Every entry below should be printed exactly, without its images.

>> start

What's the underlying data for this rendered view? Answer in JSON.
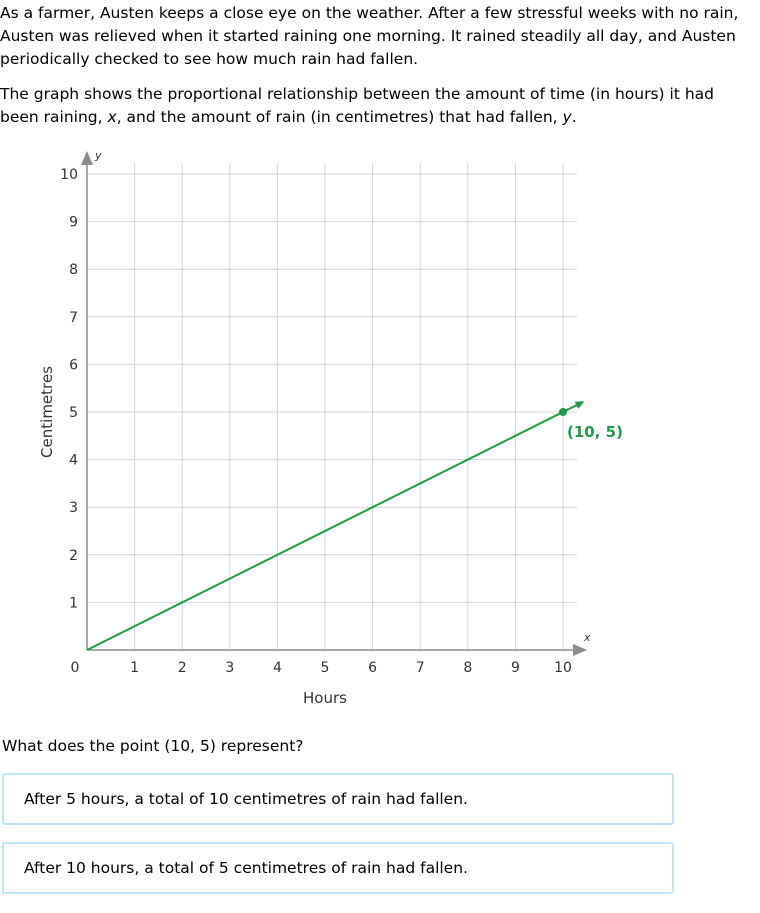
{
  "intro": {
    "p1": "As a farmer, Austen keeps a close eye on the weather. After a few stressful weeks with no rain, Austen was relieved when it started raining one morning. It rained steadily all day, and Austen periodically checked to see how much rain had fallen.",
    "p2_before_x": "The graph shows the proportional relationship between the amount of time (in hours) it had been raining, ",
    "p2_x": "x",
    "p2_middle": ", and the amount of rain (in centimetres) that had fallen, ",
    "p2_y": "y",
    "p2_end": "."
  },
  "chart_data": {
    "type": "line",
    "xlabel": "Hours",
    "ylabel": "Centimetres",
    "x_axis_var": "x",
    "y_axis_var": "y",
    "xlim": [
      0,
      10
    ],
    "ylim": [
      0,
      10
    ],
    "x_ticks": [
      0,
      1,
      2,
      3,
      4,
      5,
      6,
      7,
      8,
      9,
      10
    ],
    "y_ticks": [
      0,
      1,
      2,
      3,
      4,
      5,
      6,
      7,
      8,
      9,
      10
    ],
    "grid": true,
    "series": [
      {
        "x": [
          0,
          10
        ],
        "y": [
          0,
          5
        ],
        "color": "#1e9b48"
      }
    ],
    "highlight_point": {
      "x": 10,
      "y": 5,
      "label": "(10, 5)",
      "color": "#1e9b48"
    }
  },
  "question": "What does the point (10, 5) represent?",
  "choices": [
    "After 5 hours, a total of 10 centimetres of rain had fallen.",
    "After 10 hours, a total of 5 centimetres of rain had fallen."
  ],
  "colors": {
    "line": "#1e9b48",
    "grid": "#d4d4d4",
    "axis": "#8c8c8c",
    "choice_border": "#bfe6f5"
  }
}
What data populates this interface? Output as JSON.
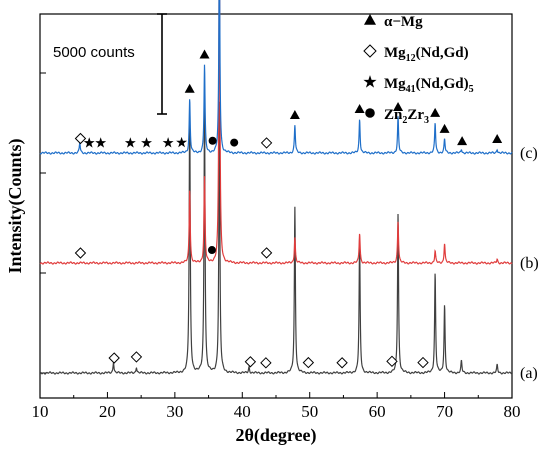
{
  "chart_data": {
    "type": "line",
    "xlabel": "2θ(degree)",
    "ylabel": "Intensity(Counts)",
    "xlim": [
      10,
      80
    ],
    "x_ticks": [
      10,
      20,
      30,
      40,
      50,
      60,
      70,
      80
    ],
    "scale_bar_label": "5000 counts",
    "scale_bar_counts": 5000,
    "grid": false,
    "legend_position": "top-right",
    "legend": [
      {
        "marker": "triangle",
        "text": "α−Mg",
        "sub": "",
        "tail": "",
        "sub2": "",
        "tail2": ""
      },
      {
        "marker": "diamond",
        "text": "Mg",
        "sub": "12",
        "tail": "(Nd,Gd)",
        "sub2": "",
        "tail2": ""
      },
      {
        "marker": "star",
        "text": "Mg",
        "sub": "41",
        "tail": "(Nd,Gd)",
        "sub2": "5",
        "tail2": ""
      },
      {
        "marker": "circle",
        "text": "Zn",
        "sub": "2",
        "tail": "Zr",
        "sub2": "3",
        "tail2": ""
      }
    ],
    "series": [
      {
        "name": "(a)",
        "color": "#404040",
        "baseline_counts": 0,
        "peaks": [
          {
            "x": 20.9,
            "height": 550
          },
          {
            "x": 24.3,
            "height": 300
          },
          {
            "x": 32.2,
            "height": 13500
          },
          {
            "x": 34.4,
            "height": 13500
          },
          {
            "x": 36.6,
            "height": 13500
          },
          {
            "x": 41.0,
            "height": 300
          },
          {
            "x": 47.8,
            "height": 8300
          },
          {
            "x": 57.4,
            "height": 6700
          },
          {
            "x": 63.1,
            "height": 8000
          },
          {
            "x": 68.6,
            "height": 5000
          },
          {
            "x": 70.0,
            "height": 3400
          },
          {
            "x": 72.5,
            "height": 600
          },
          {
            "x": 77.8,
            "height": 400
          }
        ],
        "markers": [
          {
            "type": "diamond",
            "x": 21.0
          },
          {
            "type": "diamond",
            "x": 24.3
          },
          {
            "type": "diamond",
            "x": 41.2
          },
          {
            "type": "diamond",
            "x": 43.5
          },
          {
            "type": "diamond",
            "x": 49.8
          },
          {
            "type": "diamond",
            "x": 54.8
          },
          {
            "type": "diamond",
            "x": 62.2
          },
          {
            "type": "diamond",
            "x": 66.8
          }
        ]
      },
      {
        "name": "(b)",
        "color": "#e03c3c",
        "baseline_counts": 5500,
        "peaks": [
          {
            "x": 32.2,
            "height": 3700
          },
          {
            "x": 34.4,
            "height": 4300
          },
          {
            "x": 36.6,
            "height": 17500
          },
          {
            "x": 47.8,
            "height": 1300
          },
          {
            "x": 57.4,
            "height": 1500
          },
          {
            "x": 63.1,
            "height": 2100
          },
          {
            "x": 68.6,
            "height": 600
          },
          {
            "x": 70.0,
            "height": 1000
          },
          {
            "x": 77.8,
            "height": 200
          }
        ],
        "markers": [
          {
            "type": "diamond",
            "x": 16.0
          },
          {
            "type": "circle",
            "x": 35.5
          },
          {
            "type": "diamond",
            "x": 43.6
          }
        ]
      },
      {
        "name": "(c)",
        "color": "#1f6fc9",
        "baseline_counts": 11000,
        "peaks": [
          {
            "x": 15.9,
            "height": 500
          },
          {
            "x": 32.2,
            "height": 2700
          },
          {
            "x": 34.4,
            "height": 4400
          },
          {
            "x": 36.6,
            "height": 10700
          },
          {
            "x": 47.8,
            "height": 1400
          },
          {
            "x": 57.4,
            "height": 1700
          },
          {
            "x": 63.1,
            "height": 1800
          },
          {
            "x": 68.6,
            "height": 1500
          },
          {
            "x": 70.0,
            "height": 700
          },
          {
            "x": 72.5,
            "height": 200
          },
          {
            "x": 77.8,
            "height": 200
          }
        ],
        "markers": [
          {
            "type": "diamond",
            "x": 16.0
          },
          {
            "type": "star",
            "x": 17.3
          },
          {
            "type": "star",
            "x": 19.0
          },
          {
            "type": "star",
            "x": 23.4
          },
          {
            "type": "star",
            "x": 25.8
          },
          {
            "type": "star",
            "x": 29.0
          },
          {
            "type": "star",
            "x": 31.0
          },
          {
            "type": "triangle",
            "x": 32.2
          },
          {
            "type": "triangle",
            "x": 34.4
          },
          {
            "type": "triangle",
            "x": 36.6
          },
          {
            "type": "circle",
            "x": 35.6
          },
          {
            "type": "circle",
            "x": 38.8
          },
          {
            "type": "diamond",
            "x": 43.6
          },
          {
            "type": "triangle",
            "x": 47.8
          },
          {
            "type": "triangle",
            "x": 57.4
          },
          {
            "type": "triangle",
            "x": 63.1
          },
          {
            "type": "triangle",
            "x": 68.6
          },
          {
            "type": "triangle",
            "x": 70.0
          },
          {
            "type": "triangle",
            "x": 72.6
          },
          {
            "type": "triangle",
            "x": 77.8
          }
        ]
      }
    ]
  }
}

>> end

§ COMPLETED EXERCISE
What's the underlying data for this rendered view? Answer in JSON.
{
  "intro": {
    "p1": "As a farmer, Austen keeps a close eye on the weather. After a few stressful weeks with no rain, Austen was relieved when it started raining one morning. It rained steadily all day, and Austen periodically checked to see how much rain had fallen.",
    "p2_before_x": "The graph shows the proportional relationship between the amount of time (in hours) it had been raining, ",
    "p2_x": "x",
    "p2_middle": ", and the amount of rain (in centimetres) that had fallen, ",
    "p2_y": "y",
    "p2_end": "."
  },
  "chart_data": {
    "type": "line",
    "xlabel": "Hours",
    "ylabel": "Centimetres",
    "x_axis_var": "x",
    "y_axis_var": "y",
    "xlim": [
      0,
      10
    ],
    "ylim": [
      0,
      10
    ],
    "x_ticks": [
      0,
      1,
      2,
      3,
      4,
      5,
      6,
      7,
      8,
      9,
      10
    ],
    "y_ticks": [
      0,
      1,
      2,
      3,
      4,
      5,
      6,
      7,
      8,
      9,
      10
    ],
    "grid": true,
    "series": [
      {
        "x": [
          0,
          10
        ],
        "y": [
          0,
          5
        ],
        "color": "#1e9b48"
      }
    ],
    "highlight_point": {
      "x": 10,
      "y": 5,
      "label": "(10, 5)",
      "color": "#1e9b48"
    }
  },
  "question": "What does the point (10, 5) represent?",
  "choices": [
    "After 5 hours, a total of 10 centimetres of rain had fallen.",
    "After 10 hours, a total of 5 centimetres of rain had fallen."
  ],
  "colors": {
    "line": "#1e9b48",
    "grid": "#d4d4d4",
    "axis": "#8c8c8c",
    "choice_border": "#bfe6f5"
  }
}
What data populates this interface? Output as JSON.
{
  "chart_data": {
    "type": "line",
    "xlabel": "2θ(degree)",
    "ylabel": "Intensity(Counts)",
    "xlim": [
      10,
      80
    ],
    "x_ticks": [
      10,
      20,
      30,
      40,
      50,
      60,
      70,
      80
    ],
    "scale_bar_label": "5000 counts",
    "scale_bar_counts": 5000,
    "grid": false,
    "legend_position": "top-right",
    "legend": [
      {
        "marker": "triangle",
        "text": "α−Mg",
        "sub": "",
        "tail": "",
        "sub2": "",
        "tail2": ""
      },
      {
        "marker": "diamond",
        "text": "Mg",
        "sub": "12",
        "tail": "(Nd,Gd)",
        "sub2": "",
        "tail2": ""
      },
      {
        "marker": "star",
        "text": "Mg",
        "sub": "41",
        "tail": "(Nd,Gd)",
        "sub2": "5",
        "tail2": ""
      },
      {
        "marker": "circle",
        "text": "Zn",
        "sub": "2",
        "tail": "Zr",
        "sub2": "3",
        "tail2": ""
      }
    ],
    "series": [
      {
        "name": "(a)",
        "color": "#404040",
        "baseline_counts": 0,
        "peaks": [
          {
            "x": 20.9,
            "height": 550
          },
          {
            "x": 24.3,
            "height": 300
          },
          {
            "x": 32.2,
            "height": 13500
          },
          {
            "x": 34.4,
            "height": 13500
          },
          {
            "x": 36.6,
            "height": 13500
          },
          {
            "x": 41.0,
            "height": 300
          },
          {
            "x": 47.8,
            "height": 8300
          },
          {
            "x": 57.4,
            "height": 6700
          },
          {
            "x": 63.1,
            "height": 8000
          },
          {
            "x": 68.6,
            "height": 5000
          },
          {
            "x": 70.0,
            "height": 3400
          },
          {
            "x": 72.5,
            "height": 600
          },
          {
            "x": 77.8,
            "height": 400
          }
        ],
        "markers": [
          {
            "type": "diamond",
            "x": 21.0
          },
          {
            "type": "diamond",
            "x": 24.3
          },
          {
            "type": "diamond",
            "x": 41.2
          },
          {
            "type": "diamond",
            "x": 43.5
          },
          {
            "type": "diamond",
            "x": 49.8
          },
          {
            "type": "diamond",
            "x": 54.8
          },
          {
            "type": "diamond",
            "x": 62.2
          },
          {
            "type": "diamond",
            "x": 66.8
          }
        ]
      },
      {
        "name": "(b)",
        "color": "#e03c3c",
        "baseline_counts": 5500,
        "peaks": [
          {
            "x": 32.2,
            "height": 3700
          },
          {
            "x": 34.4,
            "height": 4300
          },
          {
            "x": 36.6,
            "height": 17500
          },
          {
            "x": 47.8,
            "height": 1300
          },
          {
            "x": 57.4,
            "height": 1500
          },
          {
            "x": 63.1,
            "height": 2100
          },
          {
            "x": 68.6,
            "height": 600
          },
          {
            "x": 70.0,
            "height": 1000
          },
          {
            "x": 77.8,
            "height": 200
          }
        ],
        "markers": [
          {
            "type": "diamond",
            "x": 16.0
          },
          {
            "type": "circle",
            "x": 35.5
          },
          {
            "type": "diamond",
            "x": 43.6
          }
        ]
      },
      {
        "name": "(c)",
        "color": "#1f6fc9",
        "baseline_counts": 11000,
        "peaks": [
          {
            "x": 15.9,
            "height": 500
          },
          {
            "x": 32.2,
            "height": 2700
          },
          {
            "x": 34.4,
            "height": 4400
          },
          {
            "x": 36.6,
            "height": 10700
          },
          {
            "x": 47.8,
            "height": 1400
          },
          {
            "x": 57.4,
            "height": 1700
          },
          {
            "x": 63.1,
            "height": 1800
          },
          {
            "x": 68.6,
            "height": 1500
          },
          {
            "x": 70.0,
            "height": 700
          },
          {
            "x": 72.5,
            "height": 200
          },
          {
            "x": 77.8,
            "height": 200
          }
        ],
        "markers": [
          {
            "type": "diamond",
            "x": 16.0
          },
          {
            "type": "star",
            "x": 17.3
          },
          {
            "type": "star",
            "x": 19.0
          },
          {
            "type": "star",
            "x": 23.4
          },
          {
            "type": "star",
            "x": 25.8
          },
          {
            "type": "star",
            "x": 29.0
          },
          {
            "type": "star",
            "x": 31.0
          },
          {
            "type": "triangle",
            "x": 32.2
          },
          {
            "type": "triangle",
            "x": 34.4
          },
          {
            "type": "triangle",
            "x": 36.6
          },
          {
            "type": "circle",
            "x": 35.6
          },
          {
            "type": "circle",
            "x": 38.8
          },
          {
            "type": "diamond",
            "x": 43.6
          },
          {
            "type": "triangle",
            "x": 47.8
          },
          {
            "type": "triangle",
            "x": 57.4
          },
          {
            "type": "triangle",
            "x": 63.1
          },
          {
            "type": "triangle",
            "x": 68.6
          },
          {
            "type": "triangle",
            "x": 70.0
          },
          {
            "type": "triangle",
            "x": 72.6
          },
          {
            "type": "triangle",
            "x": 77.8
          }
        ]
      }
    ]
  }
}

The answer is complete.